— begin —

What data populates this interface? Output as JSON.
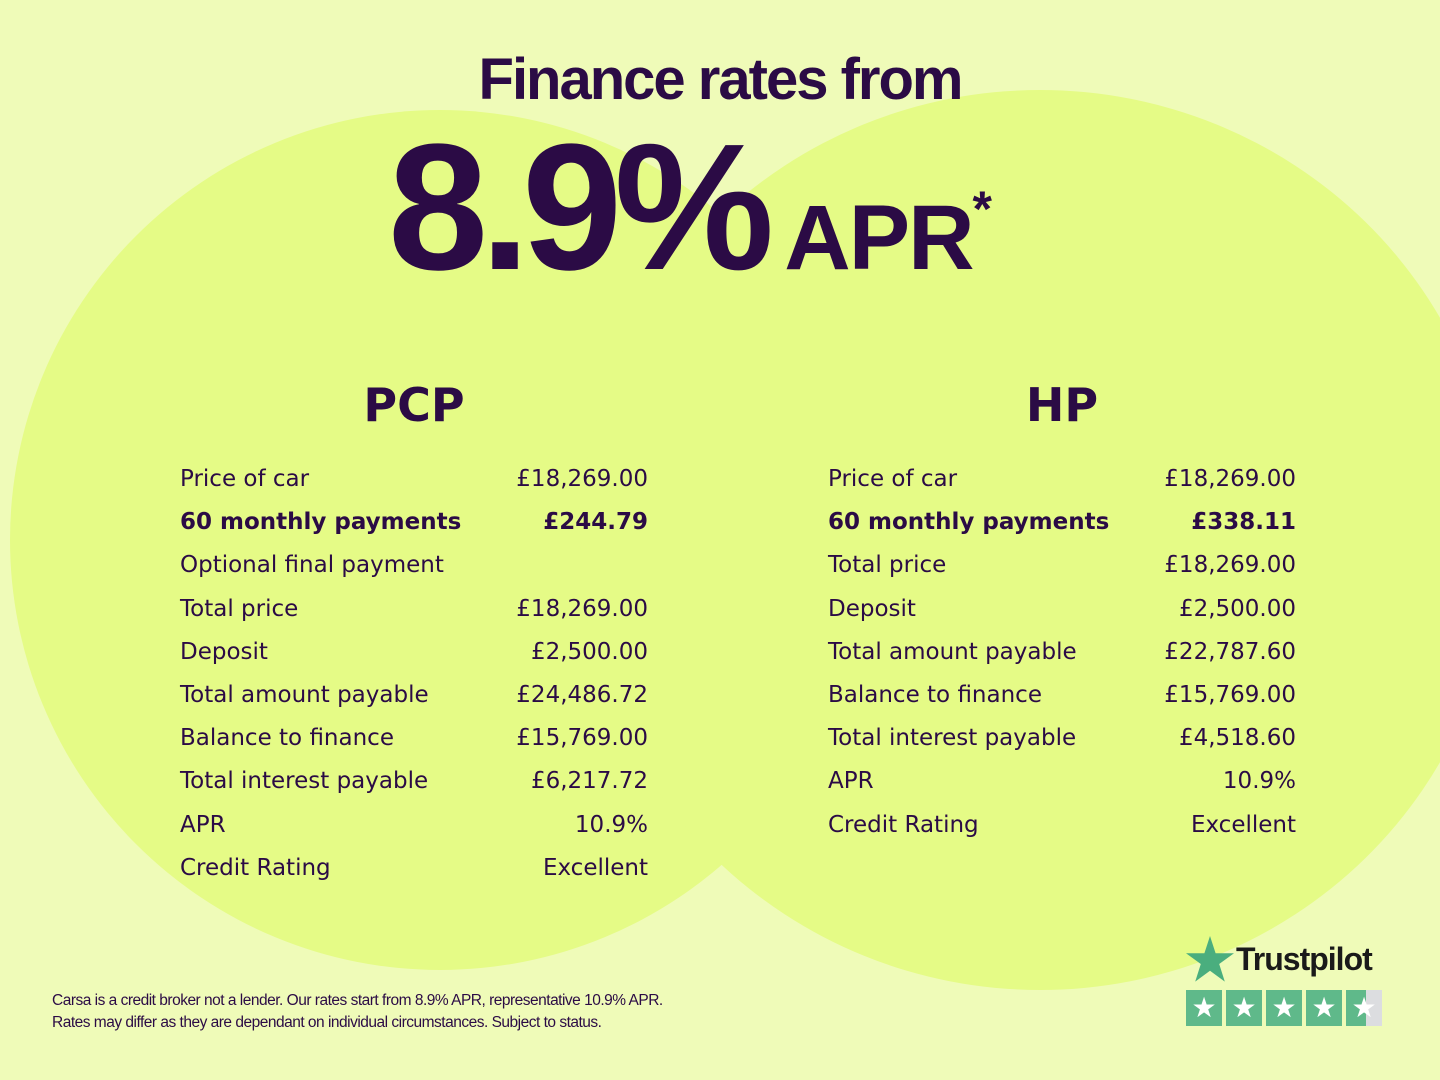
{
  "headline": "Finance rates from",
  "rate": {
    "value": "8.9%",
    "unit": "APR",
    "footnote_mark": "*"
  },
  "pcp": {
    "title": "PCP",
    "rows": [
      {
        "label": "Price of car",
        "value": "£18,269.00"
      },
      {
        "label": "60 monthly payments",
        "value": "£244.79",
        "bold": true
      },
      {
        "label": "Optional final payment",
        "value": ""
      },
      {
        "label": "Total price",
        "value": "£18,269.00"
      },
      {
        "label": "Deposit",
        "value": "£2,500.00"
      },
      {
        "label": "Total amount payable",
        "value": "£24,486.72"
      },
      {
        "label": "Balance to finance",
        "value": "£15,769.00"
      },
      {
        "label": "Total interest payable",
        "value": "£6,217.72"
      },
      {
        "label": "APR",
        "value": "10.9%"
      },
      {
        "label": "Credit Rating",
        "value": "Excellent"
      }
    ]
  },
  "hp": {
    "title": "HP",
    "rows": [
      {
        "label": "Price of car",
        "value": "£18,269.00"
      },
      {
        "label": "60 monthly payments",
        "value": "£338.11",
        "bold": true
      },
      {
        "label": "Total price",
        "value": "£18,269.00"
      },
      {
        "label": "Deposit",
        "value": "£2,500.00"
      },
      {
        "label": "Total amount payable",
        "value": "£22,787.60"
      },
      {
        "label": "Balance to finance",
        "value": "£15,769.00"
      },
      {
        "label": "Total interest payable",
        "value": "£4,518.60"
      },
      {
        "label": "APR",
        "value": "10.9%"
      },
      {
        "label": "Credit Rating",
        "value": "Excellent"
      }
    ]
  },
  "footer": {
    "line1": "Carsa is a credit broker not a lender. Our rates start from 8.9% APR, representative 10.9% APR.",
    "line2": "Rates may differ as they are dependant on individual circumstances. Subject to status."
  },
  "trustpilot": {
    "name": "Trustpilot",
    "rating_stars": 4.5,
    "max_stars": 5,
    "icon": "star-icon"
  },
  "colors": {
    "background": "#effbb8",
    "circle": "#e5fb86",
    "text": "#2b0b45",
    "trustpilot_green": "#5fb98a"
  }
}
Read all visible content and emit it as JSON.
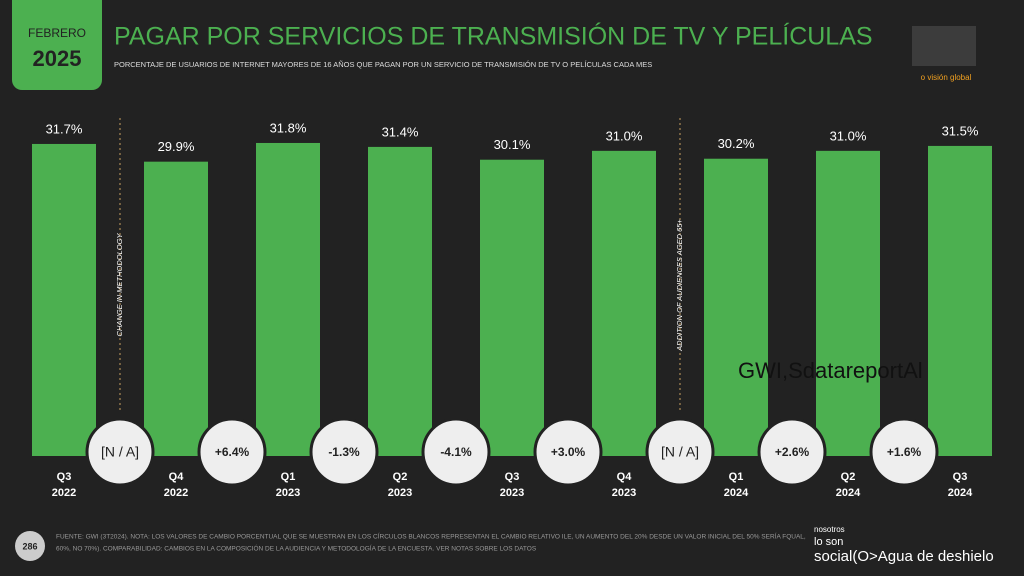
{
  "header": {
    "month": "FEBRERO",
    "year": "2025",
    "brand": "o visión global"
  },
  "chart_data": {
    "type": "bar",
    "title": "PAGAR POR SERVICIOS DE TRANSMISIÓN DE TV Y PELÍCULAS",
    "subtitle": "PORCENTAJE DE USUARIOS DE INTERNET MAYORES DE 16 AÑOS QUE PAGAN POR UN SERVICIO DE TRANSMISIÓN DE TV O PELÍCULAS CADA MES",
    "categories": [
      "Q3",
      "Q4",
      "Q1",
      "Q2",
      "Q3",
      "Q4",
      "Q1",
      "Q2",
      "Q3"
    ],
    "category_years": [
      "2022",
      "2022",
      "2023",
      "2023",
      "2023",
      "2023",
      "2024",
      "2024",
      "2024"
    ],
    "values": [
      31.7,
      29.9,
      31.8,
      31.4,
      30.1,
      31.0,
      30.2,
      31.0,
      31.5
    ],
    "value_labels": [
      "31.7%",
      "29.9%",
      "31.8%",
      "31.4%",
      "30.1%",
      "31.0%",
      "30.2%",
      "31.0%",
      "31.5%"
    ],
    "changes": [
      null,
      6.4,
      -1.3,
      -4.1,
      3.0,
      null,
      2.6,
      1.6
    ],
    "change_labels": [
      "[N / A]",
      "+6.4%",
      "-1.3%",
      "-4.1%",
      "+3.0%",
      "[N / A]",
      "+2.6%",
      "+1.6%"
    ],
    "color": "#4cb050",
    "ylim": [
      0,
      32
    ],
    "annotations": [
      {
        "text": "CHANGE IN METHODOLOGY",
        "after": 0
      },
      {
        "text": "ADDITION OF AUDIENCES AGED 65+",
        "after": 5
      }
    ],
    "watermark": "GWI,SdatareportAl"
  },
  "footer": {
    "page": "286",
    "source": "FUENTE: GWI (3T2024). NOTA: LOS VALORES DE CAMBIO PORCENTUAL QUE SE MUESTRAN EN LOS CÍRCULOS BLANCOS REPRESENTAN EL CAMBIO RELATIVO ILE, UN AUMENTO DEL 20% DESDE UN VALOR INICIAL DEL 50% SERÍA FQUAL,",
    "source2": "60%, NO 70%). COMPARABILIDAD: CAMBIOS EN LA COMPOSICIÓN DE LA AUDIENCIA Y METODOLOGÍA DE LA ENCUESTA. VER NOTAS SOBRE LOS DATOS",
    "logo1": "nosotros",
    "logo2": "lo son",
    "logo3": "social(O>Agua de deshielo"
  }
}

— end —

> _EXERCISE DIRECTIONS_
Only a number is wanted here: how many lines in the data above include the string "text"?

> _FULL ANSWER_
3